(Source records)
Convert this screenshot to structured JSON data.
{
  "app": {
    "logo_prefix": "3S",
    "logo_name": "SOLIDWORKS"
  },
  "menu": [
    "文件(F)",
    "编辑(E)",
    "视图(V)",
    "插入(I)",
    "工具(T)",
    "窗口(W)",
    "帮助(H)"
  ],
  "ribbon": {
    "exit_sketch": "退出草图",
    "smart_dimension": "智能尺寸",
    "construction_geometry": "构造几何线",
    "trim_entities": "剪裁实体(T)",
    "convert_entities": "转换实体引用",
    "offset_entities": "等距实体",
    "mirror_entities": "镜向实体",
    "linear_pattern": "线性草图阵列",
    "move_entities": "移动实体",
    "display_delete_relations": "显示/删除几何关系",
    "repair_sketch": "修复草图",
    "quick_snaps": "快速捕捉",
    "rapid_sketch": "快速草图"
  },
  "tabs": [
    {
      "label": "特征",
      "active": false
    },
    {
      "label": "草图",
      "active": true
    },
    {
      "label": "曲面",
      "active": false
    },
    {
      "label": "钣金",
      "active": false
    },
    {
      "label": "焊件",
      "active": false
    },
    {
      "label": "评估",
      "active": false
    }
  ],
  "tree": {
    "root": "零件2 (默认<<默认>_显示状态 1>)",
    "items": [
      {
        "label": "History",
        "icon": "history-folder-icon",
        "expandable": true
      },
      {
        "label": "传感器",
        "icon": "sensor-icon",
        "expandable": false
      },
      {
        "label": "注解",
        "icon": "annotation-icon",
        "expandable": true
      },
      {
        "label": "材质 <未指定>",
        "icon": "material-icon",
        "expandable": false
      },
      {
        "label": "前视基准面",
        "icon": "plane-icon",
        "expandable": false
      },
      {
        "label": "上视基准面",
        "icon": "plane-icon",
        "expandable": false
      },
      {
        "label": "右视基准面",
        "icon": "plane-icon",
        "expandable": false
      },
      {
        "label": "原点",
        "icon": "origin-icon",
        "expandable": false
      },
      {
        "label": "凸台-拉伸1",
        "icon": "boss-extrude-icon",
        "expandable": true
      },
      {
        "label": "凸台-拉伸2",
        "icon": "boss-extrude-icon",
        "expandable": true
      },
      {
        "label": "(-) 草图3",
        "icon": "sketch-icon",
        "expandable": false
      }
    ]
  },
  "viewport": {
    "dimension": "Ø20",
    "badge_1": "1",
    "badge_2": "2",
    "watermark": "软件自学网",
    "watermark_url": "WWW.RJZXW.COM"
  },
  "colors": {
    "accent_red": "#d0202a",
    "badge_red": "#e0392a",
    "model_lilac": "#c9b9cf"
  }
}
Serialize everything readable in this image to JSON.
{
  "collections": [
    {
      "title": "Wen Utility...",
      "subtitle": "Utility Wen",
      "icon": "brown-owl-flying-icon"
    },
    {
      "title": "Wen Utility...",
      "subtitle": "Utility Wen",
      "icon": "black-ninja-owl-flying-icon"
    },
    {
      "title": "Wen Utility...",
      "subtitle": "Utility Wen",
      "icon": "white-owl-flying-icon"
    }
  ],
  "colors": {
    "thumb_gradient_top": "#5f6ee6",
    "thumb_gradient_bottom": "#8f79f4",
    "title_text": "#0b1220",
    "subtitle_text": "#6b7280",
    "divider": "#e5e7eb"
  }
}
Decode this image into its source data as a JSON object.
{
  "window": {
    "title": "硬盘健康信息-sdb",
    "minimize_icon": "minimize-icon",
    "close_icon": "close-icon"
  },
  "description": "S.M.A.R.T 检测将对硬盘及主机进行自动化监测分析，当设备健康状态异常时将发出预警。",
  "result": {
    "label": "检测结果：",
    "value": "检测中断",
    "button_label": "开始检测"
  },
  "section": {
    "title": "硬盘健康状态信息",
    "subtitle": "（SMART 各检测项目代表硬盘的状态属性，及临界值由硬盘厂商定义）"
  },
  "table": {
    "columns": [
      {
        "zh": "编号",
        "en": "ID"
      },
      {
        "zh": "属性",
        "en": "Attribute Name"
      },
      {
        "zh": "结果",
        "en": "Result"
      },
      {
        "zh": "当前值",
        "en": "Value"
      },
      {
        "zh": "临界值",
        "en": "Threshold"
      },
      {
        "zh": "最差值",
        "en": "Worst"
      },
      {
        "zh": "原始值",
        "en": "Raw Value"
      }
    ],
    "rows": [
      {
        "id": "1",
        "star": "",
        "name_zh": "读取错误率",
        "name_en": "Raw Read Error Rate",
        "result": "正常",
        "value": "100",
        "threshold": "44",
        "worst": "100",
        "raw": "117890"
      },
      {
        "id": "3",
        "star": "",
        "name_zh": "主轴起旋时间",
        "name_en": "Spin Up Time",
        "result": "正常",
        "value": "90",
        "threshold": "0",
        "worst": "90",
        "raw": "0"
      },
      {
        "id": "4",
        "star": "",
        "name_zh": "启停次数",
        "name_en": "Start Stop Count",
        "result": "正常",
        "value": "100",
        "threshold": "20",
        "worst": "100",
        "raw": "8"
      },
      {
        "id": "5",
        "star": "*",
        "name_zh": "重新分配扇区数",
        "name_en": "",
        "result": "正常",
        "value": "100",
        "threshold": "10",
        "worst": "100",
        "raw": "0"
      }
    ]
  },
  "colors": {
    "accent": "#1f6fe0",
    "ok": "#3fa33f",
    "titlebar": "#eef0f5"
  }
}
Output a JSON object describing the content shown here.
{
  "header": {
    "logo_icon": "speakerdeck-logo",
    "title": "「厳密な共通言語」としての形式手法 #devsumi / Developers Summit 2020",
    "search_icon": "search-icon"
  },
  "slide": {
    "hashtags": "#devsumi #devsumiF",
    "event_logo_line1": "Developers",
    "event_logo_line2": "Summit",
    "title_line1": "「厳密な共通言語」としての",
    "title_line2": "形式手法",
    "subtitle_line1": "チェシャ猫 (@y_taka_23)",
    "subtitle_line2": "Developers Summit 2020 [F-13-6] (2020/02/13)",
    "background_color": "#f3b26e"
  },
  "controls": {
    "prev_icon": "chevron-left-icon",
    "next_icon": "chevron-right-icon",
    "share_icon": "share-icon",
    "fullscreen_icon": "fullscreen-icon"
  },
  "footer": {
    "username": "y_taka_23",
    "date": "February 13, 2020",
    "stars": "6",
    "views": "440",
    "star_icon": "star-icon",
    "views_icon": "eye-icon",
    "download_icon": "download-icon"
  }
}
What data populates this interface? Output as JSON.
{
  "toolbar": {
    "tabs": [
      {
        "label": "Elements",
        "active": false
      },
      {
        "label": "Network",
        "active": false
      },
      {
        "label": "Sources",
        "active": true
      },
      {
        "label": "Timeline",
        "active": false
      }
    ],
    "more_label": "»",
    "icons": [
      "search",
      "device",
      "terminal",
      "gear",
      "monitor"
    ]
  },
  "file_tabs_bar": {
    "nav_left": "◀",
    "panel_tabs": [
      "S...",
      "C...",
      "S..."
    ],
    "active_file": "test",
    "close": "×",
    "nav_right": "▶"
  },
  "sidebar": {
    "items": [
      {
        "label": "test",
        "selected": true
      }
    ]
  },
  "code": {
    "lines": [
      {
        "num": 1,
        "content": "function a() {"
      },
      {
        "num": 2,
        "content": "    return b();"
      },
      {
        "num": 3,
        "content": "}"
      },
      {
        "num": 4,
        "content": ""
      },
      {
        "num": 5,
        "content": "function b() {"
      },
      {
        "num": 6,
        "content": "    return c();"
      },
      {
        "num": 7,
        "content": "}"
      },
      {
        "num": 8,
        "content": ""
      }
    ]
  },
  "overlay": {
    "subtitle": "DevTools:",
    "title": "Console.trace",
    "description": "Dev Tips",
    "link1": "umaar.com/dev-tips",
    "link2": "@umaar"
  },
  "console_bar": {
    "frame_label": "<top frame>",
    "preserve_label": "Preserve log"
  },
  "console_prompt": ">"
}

TASK DETAILS –
Repeat the records above exactly.

RESPONSE FOR THIS EXERCISE –
Convert this screenshot to structured JSON data.
{
  "app": {
    "logo_prefix": "3S",
    "logo_name": "SOLIDWORKS"
  },
  "menu": [
    "文件(F)",
    "编辑(E)",
    "视图(V)",
    "插入(I)",
    "工具(T)",
    "窗口(W)",
    "帮助(H)"
  ],
  "ribbon": {
    "exit_sketch": "退出草图",
    "smart_dimension": "智能尺寸",
    "construction_geometry": "构造几何线",
    "trim_entities": "剪裁实体(T)",
    "convert_entities": "转换实体引用",
    "offset_entities": "等距实体",
    "mirror_entities": "镜向实体",
    "linear_pattern": "线性草图阵列",
    "move_entities": "移动实体",
    "display_delete_relations": "显示/删除几何关系",
    "repair_sketch": "修复草图",
    "quick_snaps": "快速捕捉",
    "rapid_sketch": "快速草图"
  },
  "tabs": [
    {
      "label": "特征",
      "active": false
    },
    {
      "label": "草图",
      "active": true
    },
    {
      "label": "曲面",
      "active": false
    },
    {
      "label": "钣金",
      "active": false
    },
    {
      "label": "焊件",
      "active": false
    },
    {
      "label": "评估",
      "active": false
    }
  ],
  "tree": {
    "root": "零件2 (默认<<默认>_显示状态 1>)",
    "items": [
      {
        "label": "History",
        "icon": "history-folder-icon",
        "expandable": true
      },
      {
        "label": "传感器",
        "icon": "sensor-icon",
        "expandable": false
      },
      {
        "label": "注解",
        "icon": "annotation-icon",
        "expandable": true
      },
      {
        "label": "材质 <未指定>",
        "icon": "material-icon",
        "expandable": false
      },
      {
        "label": "前视基准面",
        "icon": "plane-icon",
        "expandable": false
      },
      {
        "label": "上视基准面",
        "icon": "plane-icon",
        "expandable": false
      },
      {
        "label": "右视基准面",
        "icon": "plane-icon",
        "expandable": false
      },
      {
        "label": "原点",
        "icon": "origin-icon",
        "expandable": false
      },
      {
        "label": "凸台-拉伸1",
        "icon": "boss-extrude-icon",
        "expandable": true
      },
      {
        "label": "凸台-拉伸2",
        "icon": "boss-extrude-icon",
        "expandable": true
      },
      {
        "label": "(-) 草图3",
        "icon": "sketch-icon",
        "expandable": false
      }
    ]
  },
  "viewport": {
    "dimension": "Ø20",
    "badge_1": "1",
    "badge_2": "2",
    "watermark": "软件自学网",
    "watermark_url": "WWW.RJZXW.COM"
  },
  "colors": {
    "accent_red": "#d0202a",
    "badge_red": "#e0392a",
    "model_lilac": "#c9b9cf"
  }
}
Serialize everything readable in this image to JSON.
{
  "collections": [
    {
      "title": "Wen Utility...",
      "subtitle": "Utility Wen",
      "icon": "brown-owl-flying-icon"
    },
    {
      "title": "Wen Utility...",
      "subtitle": "Utility Wen",
      "icon": "black-ninja-owl-flying-icon"
    },
    {
      "title": "Wen Utility...",
      "subtitle": "Utility Wen",
      "icon": "white-owl-flying-icon"
    }
  ],
  "colors": {
    "thumb_gradient_top": "#5f6ee6",
    "thumb_gradient_bottom": "#8f79f4",
    "title_text": "#0b1220",
    "subtitle_text": "#6b7280",
    "divider": "#e5e7eb"
  }
}
Decode this image into its source data as a JSON object.
{
  "window": {
    "title": "硬盘健康信息-sdb",
    "minimize_icon": "minimize-icon",
    "close_icon": "close-icon"
  },
  "description": "S.M.A.R.T 检测将对硬盘及主机进行自动化监测分析，当设备健康状态异常时将发出预警。",
  "result": {
    "label": "检测结果：",
    "value": "检测中断",
    "button_label": "开始检测"
  },
  "section": {
    "title": "硬盘健康状态信息",
    "subtitle": "（SMART 各检测项目代表硬盘的状态属性，及临界值由硬盘厂商定义）"
  },
  "table": {
    "columns": [
      {
        "zh": "编号",
        "en": "ID"
      },
      {
        "zh": "属性",
        "en": "Attribute Name"
      },
      {
        "zh": "结果",
        "en": "Result"
      },
      {
        "zh": "当前值",
        "en": "Value"
      },
      {
        "zh": "临界值",
        "en": "Threshold"
      },
      {
        "zh": "最差值",
        "en": "Worst"
      },
      {
        "zh": "原始值",
        "en": "Raw Value"
      }
    ],
    "rows": [
      {
        "id": "1",
        "star": "",
        "name_zh": "读取错误率",
        "name_en": "Raw Read Error Rate",
        "result": "正常",
        "value": "100",
        "threshold": "44",
        "worst": "100",
        "raw": "117890"
      },
      {
        "id": "3",
        "star": "",
        "name_zh": "主轴起旋时间",
        "name_en": "Spin Up Time",
        "result": "正常",
        "value": "90",
        "threshold": "0",
        "worst": "90",
        "raw": "0"
      },
      {
        "id": "4",
        "star": "",
        "name_zh": "启停次数",
        "name_en": "Start Stop Count",
        "result": "正常",
        "value": "100",
        "threshold": "20",
        "worst": "100",
        "raw": "8"
      },
      {
        "id": "5",
        "star": "*",
        "name_zh": "重新分配扇区数",
        "name_en": "",
        "result": "正常",
        "value": "100",
        "threshold": "10",
        "worst": "100",
        "raw": "0"
      }
    ]
  },
  "colors": {
    "accent": "#1f6fe0",
    "ok": "#3fa33f",
    "titlebar": "#eef0f5"
  }
}
Output a JSON object describing the content shown here.
{
  "header": {
    "logo_icon": "speakerdeck-logo",
    "title": "「厳密な共通言語」としての形式手法 #devsumi / Developers Summit 2020",
    "search_icon": "search-icon"
  },
  "slide": {
    "hashtags": "#devsumi #devsumiF",
    "event_logo_line1": "Developers",
    "event_logo_line2": "Summit",
    "title_line1": "「厳密な共通言語」としての",
    "title_line2": "形式手法",
    "subtitle_line1": "チェシャ猫 (@y_taka_23)",
    "subtitle_line2": "Developers Summit 2020 [F-13-6] (2020/02/13)",
    "background_color": "#f3b26e"
  },
  "controls": {
    "prev_icon": "chevron-left-icon",
    "next_icon": "chevron-right-icon",
    "share_icon": "share-icon",
    "fullscreen_icon": "fullscreen-icon"
  },
  "footer": {
    "username": "y_taka_23",
    "date": "February 13, 2020",
    "stars": "6",
    "views": "440",
    "star_icon": "star-icon",
    "views_icon": "eye-icon",
    "download_icon": "download-icon"
  }
}
What data populates this interface? Output as JSON.
{
  "toolbar": {
    "tabs": [
      {
        "label": "Elements",
        "active": false
      },
      {
        "label": "Network",
        "active": false
      },
      {
        "label": "Sources",
        "active": true
      },
      {
        "label": "Timeline",
        "active": false
      }
    ],
    "more_label": "»",
    "icons": [
      "search",
      "device",
      "terminal",
      "gear",
      "monitor"
    ]
  },
  "file_tabs_bar": {
    "nav_left": "◀",
    "panel_tabs": [
      "S...",
      "C...",
      "S..."
    ],
    "active_file": "test",
    "close": "×",
    "nav_right": "▶"
  },
  "sidebar": {
    "items": [
      {
        "label": "test",
        "selected": true
      }
    ]
  },
  "code": {
    "lines": [
      {
        "num": 1,
        "content": "function a() {"
      },
      {
        "num": 2,
        "content": "    return b();"
      },
      {
        "num": 3,
        "content": "}"
      },
      {
        "num": 4,
        "content": ""
      },
      {
        "num": 5,
        "content": "function b() {"
      },
      {
        "num": 6,
        "content": "    return c();"
      },
      {
        "num": 7,
        "content": "}"
      },
      {
        "num": 8,
        "content": ""
      }
    ]
  },
  "overlay": {
    "subtitle": "DevTools:",
    "title": "Console.trace",
    "description": "Dev Tips",
    "link1": "umaar.com/dev-tips",
    "link2": "@umaar"
  },
  "console_bar": {
    "frame_label": "<top frame>",
    "preserve_label": "Preserve log"
  },
  "console_prompt": ">"
}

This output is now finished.